Find every line below that contains the word "Change" and copy it out.

______

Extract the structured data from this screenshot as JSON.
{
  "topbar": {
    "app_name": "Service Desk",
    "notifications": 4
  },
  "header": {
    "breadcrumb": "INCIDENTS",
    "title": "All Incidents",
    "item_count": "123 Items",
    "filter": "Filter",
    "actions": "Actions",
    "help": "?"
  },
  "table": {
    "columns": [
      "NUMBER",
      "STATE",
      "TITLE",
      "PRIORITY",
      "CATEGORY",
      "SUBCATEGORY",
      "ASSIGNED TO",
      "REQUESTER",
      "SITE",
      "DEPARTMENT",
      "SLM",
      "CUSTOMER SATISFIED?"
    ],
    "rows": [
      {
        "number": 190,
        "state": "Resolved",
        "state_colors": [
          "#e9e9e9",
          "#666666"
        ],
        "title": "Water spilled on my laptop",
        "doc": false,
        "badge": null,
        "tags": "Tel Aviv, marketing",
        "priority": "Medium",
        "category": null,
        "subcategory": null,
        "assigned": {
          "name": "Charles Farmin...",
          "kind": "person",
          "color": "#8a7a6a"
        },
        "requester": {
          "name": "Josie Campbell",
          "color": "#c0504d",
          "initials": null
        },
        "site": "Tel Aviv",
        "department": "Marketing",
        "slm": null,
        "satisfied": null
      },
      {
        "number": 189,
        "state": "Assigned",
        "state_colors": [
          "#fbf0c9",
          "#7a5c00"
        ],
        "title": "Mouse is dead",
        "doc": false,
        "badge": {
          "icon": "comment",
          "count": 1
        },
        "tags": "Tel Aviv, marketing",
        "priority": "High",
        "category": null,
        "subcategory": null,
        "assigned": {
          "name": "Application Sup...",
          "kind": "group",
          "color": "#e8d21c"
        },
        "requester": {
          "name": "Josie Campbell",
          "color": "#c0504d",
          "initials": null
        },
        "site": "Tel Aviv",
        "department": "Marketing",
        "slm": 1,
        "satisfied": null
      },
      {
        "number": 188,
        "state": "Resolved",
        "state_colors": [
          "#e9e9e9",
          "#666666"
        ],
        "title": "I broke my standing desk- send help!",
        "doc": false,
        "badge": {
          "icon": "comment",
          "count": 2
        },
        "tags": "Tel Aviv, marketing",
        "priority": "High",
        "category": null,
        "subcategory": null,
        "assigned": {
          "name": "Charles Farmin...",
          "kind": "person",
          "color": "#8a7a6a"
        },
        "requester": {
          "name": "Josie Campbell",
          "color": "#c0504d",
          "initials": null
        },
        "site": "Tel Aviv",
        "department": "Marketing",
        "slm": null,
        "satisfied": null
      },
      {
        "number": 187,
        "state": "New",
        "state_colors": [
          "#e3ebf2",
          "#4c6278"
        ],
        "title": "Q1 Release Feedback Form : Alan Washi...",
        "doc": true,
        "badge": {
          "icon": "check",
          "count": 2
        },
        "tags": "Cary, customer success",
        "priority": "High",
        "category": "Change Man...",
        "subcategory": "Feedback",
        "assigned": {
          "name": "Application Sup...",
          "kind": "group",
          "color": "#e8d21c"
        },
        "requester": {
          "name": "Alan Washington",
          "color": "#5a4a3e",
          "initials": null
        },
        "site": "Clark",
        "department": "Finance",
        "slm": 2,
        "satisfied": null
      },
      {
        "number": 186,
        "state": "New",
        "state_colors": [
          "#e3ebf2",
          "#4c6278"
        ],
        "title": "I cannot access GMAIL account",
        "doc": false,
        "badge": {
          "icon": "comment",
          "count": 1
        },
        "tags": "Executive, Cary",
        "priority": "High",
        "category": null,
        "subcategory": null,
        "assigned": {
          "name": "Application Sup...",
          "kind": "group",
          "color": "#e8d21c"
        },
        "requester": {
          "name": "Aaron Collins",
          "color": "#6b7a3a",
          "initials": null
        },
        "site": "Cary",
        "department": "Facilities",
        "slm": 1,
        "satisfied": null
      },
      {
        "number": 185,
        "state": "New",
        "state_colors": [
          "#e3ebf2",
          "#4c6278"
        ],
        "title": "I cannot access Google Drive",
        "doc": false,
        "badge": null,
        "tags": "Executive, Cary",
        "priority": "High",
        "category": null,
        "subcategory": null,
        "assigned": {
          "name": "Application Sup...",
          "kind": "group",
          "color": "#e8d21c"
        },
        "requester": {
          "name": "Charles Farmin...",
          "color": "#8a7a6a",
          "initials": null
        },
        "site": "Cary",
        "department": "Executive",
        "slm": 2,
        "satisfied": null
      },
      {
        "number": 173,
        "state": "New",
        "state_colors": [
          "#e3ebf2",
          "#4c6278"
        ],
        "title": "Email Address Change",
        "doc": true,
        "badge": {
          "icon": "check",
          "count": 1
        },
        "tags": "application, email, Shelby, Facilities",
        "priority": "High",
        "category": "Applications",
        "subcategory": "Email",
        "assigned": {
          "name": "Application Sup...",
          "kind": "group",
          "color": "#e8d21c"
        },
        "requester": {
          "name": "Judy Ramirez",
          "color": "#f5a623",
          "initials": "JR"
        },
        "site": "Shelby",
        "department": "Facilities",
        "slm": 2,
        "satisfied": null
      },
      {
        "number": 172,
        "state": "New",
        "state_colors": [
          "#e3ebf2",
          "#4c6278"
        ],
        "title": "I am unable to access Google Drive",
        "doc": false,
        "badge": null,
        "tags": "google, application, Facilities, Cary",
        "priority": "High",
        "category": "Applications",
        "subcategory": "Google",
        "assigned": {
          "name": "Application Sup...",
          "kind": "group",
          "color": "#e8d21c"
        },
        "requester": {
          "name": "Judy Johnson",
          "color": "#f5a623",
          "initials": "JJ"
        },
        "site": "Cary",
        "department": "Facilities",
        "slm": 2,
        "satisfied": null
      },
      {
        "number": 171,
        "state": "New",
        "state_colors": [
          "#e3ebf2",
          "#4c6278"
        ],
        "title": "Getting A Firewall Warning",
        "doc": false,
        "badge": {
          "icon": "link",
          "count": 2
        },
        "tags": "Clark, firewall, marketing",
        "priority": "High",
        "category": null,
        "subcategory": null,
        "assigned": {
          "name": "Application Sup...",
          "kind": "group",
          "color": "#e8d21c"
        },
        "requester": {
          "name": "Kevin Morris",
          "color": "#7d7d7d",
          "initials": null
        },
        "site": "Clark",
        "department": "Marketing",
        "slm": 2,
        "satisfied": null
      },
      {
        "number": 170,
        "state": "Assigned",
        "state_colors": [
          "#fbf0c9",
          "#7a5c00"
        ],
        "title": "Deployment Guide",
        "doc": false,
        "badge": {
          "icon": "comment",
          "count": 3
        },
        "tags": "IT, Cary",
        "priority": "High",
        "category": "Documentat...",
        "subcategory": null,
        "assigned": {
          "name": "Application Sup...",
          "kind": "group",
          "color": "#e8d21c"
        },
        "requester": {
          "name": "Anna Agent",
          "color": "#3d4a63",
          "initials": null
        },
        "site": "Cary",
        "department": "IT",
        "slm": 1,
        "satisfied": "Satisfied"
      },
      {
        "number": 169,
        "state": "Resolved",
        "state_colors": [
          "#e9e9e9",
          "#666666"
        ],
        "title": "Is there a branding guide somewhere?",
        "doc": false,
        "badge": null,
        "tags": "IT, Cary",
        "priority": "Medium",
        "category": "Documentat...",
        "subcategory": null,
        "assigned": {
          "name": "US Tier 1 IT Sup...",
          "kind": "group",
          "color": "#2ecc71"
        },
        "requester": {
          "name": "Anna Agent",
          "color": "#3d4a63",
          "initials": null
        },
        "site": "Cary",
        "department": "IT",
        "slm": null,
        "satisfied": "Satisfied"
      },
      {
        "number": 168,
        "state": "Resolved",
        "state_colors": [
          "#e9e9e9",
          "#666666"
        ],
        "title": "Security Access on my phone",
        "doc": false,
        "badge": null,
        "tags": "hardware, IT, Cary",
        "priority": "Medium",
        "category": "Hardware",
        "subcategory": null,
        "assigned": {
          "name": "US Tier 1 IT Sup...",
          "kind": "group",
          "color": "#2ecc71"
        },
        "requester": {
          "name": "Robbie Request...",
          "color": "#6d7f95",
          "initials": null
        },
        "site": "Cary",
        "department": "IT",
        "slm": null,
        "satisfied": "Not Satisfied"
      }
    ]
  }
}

______

Answer to this task
        "category": "Change Man...",
        "title": "Email Address Change",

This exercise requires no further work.